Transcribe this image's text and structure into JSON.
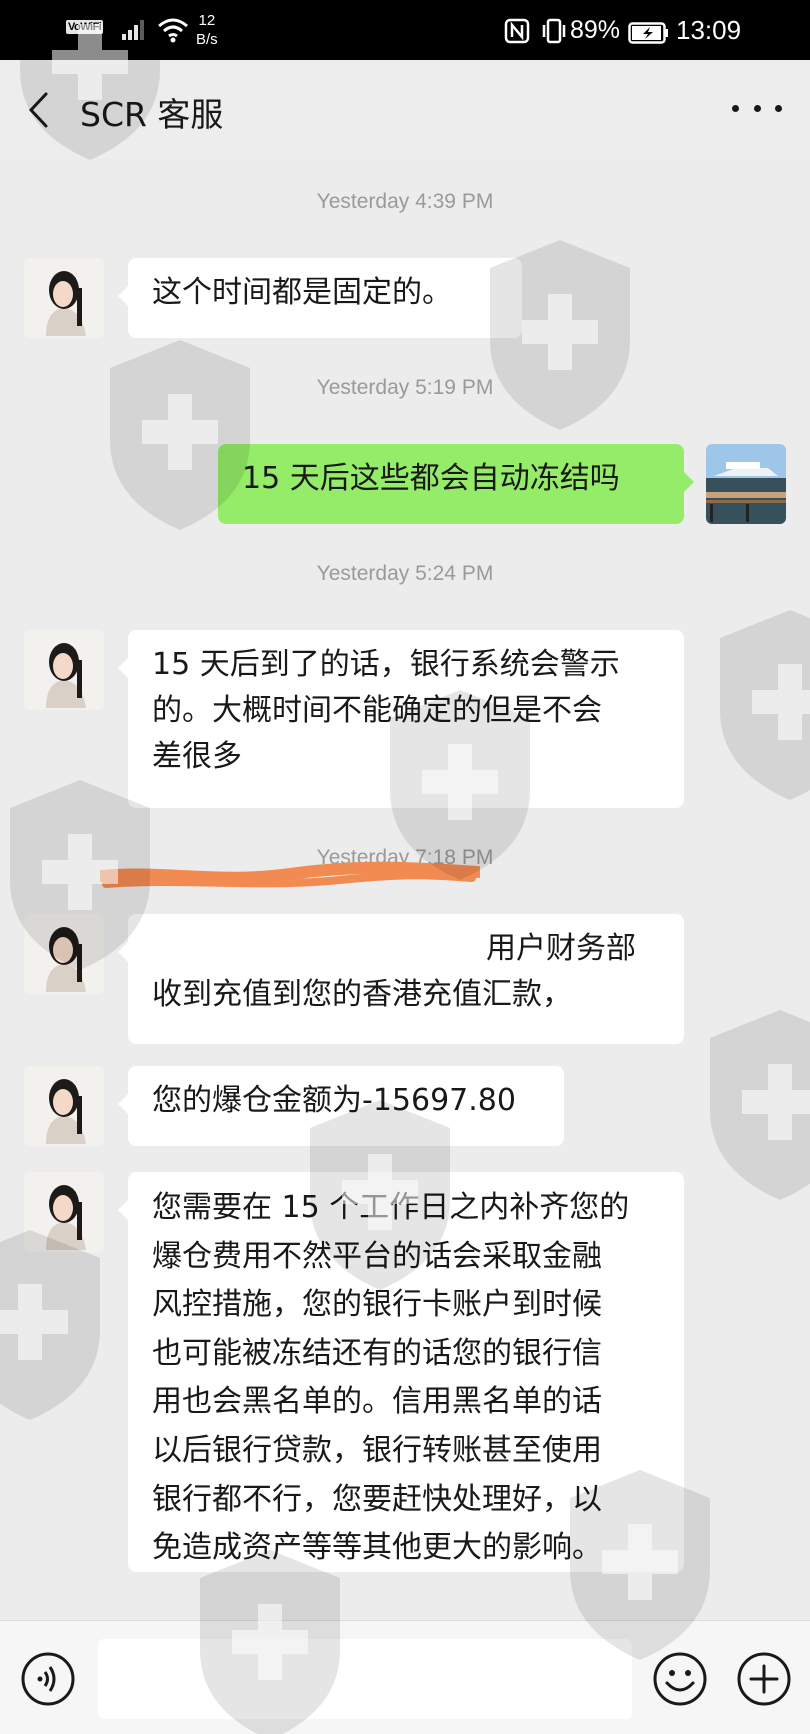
{
  "status_bar": {
    "vowifi": "VoWiFi",
    "speed_value": "12",
    "speed_unit": "B/s",
    "battery_percent": "89%",
    "time": "13:09"
  },
  "header": {
    "title": "SCR 客服",
    "back_icon": "chevron-left-icon",
    "more_icon": "more-dots-icon"
  },
  "messages": [
    {
      "timestamp": "Yesterday 4:39 PM"
    },
    {
      "from": "contact",
      "text": "这个时间都是固定的。"
    },
    {
      "timestamp": "Yesterday 5:19 PM"
    },
    {
      "from": "me",
      "text": "15 天后这些都会自动冻结吗"
    },
    {
      "timestamp": "Yesterday 5:24 PM"
    },
    {
      "from": "contact",
      "lines": [
        "15 天后到了的话，银行系统会警示",
        "的。大概时间不能确定的但是不会",
        "差很多"
      ]
    },
    {
      "timestamp": "Yesterday 7:18 PM"
    },
    {
      "from": "contact",
      "lines": [
        "用户财务部",
        "收到充值到您的香港充值汇款，"
      ]
    },
    {
      "from": "contact",
      "text": "您的爆仓金额为-15697.80"
    },
    {
      "from": "contact",
      "lines": [
        "您需要在 15 个工作日之内补齐您的",
        "爆仓费用不然平台的话会采取金融",
        "风控措施，您的银行卡账户到时候",
        "也可能被冻结还有的话您的银行信",
        "用也会黑名单的。信用黑名单的话",
        "以后银行贷款，银行转账甚至使用",
        "银行都不行，您要赶快处理好，以",
        "免造成资产等等其他更大的影响。"
      ]
    }
  ],
  "input_bar": {
    "voice_icon": "voice-icon",
    "emoji_icon": "emoji-icon",
    "plus_icon": "plus-icon"
  },
  "colors": {
    "background": "#ededed",
    "outgoing_bubble": "#95ec69",
    "incoming_bubble": "#ffffff",
    "redaction": "#f28b52"
  }
}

★ ★ ★ ★

▶ _Problem_
Locate the lines above that hold the word "timestamp". Show every one of them.

▶ _Task solution_
      "timestamp": "Yesterday 4:39 PM"
      "timestamp": "Yesterday 5:19 PM"
      "timestamp": "Yesterday 5:24 PM"
      "timestamp": "Yesterday 7:18 PM"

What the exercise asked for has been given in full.